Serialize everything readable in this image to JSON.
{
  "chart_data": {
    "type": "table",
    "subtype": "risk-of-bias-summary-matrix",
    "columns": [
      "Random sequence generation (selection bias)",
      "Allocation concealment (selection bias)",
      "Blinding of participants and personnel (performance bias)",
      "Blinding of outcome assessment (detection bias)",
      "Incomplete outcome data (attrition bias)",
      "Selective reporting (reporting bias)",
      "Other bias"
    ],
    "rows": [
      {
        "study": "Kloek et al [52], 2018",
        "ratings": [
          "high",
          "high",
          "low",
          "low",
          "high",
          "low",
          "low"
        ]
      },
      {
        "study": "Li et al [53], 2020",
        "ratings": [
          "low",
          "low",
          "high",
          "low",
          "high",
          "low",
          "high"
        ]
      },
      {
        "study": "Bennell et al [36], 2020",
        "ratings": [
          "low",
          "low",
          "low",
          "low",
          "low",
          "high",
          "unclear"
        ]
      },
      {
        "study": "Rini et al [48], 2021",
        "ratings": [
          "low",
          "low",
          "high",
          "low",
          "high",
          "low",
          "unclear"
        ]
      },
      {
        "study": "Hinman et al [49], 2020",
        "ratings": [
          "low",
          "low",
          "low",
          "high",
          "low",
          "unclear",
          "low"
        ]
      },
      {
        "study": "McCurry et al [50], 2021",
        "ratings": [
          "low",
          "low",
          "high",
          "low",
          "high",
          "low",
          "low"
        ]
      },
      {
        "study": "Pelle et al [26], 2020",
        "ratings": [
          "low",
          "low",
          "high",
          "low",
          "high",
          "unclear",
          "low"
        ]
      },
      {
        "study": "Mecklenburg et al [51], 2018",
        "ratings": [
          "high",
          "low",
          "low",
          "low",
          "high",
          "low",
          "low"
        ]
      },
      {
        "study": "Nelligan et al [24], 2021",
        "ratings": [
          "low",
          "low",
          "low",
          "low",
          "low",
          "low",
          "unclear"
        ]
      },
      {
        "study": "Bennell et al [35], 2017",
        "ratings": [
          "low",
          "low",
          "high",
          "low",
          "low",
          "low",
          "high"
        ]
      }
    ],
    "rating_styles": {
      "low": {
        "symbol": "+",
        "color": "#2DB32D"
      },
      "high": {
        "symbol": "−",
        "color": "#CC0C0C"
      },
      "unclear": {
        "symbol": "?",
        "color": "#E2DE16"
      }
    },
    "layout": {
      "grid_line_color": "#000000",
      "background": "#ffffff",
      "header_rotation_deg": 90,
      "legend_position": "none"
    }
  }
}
···
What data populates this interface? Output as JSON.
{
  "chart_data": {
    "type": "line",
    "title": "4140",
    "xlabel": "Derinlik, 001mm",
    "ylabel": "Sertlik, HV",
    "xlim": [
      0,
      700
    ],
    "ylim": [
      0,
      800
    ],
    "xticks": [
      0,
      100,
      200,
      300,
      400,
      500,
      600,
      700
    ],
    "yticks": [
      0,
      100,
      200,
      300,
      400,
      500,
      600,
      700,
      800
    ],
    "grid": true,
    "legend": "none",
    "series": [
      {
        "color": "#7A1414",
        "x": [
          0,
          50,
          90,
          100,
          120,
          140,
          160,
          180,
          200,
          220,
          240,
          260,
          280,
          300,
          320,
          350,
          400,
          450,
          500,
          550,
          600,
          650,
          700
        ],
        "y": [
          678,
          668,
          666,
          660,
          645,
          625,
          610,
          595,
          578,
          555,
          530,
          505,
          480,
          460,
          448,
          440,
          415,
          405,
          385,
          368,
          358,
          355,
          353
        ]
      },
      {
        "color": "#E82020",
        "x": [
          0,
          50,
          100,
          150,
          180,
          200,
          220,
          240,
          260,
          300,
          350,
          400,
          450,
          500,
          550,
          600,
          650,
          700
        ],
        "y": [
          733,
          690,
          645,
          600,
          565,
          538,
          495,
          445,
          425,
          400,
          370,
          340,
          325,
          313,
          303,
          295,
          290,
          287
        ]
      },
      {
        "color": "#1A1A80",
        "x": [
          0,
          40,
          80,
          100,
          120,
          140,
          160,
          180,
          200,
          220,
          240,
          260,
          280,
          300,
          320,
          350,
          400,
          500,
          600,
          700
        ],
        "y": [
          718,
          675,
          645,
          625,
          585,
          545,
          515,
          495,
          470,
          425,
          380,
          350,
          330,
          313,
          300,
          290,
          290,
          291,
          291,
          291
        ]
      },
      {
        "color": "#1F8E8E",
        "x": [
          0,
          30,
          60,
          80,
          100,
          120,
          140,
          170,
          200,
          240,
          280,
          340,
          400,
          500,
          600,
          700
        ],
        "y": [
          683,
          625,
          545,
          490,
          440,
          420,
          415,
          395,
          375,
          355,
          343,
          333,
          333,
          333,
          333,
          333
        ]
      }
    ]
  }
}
···
Problem requirements:
Count the lines above that contain the word "Bennell", and give only that number.

Solution:
2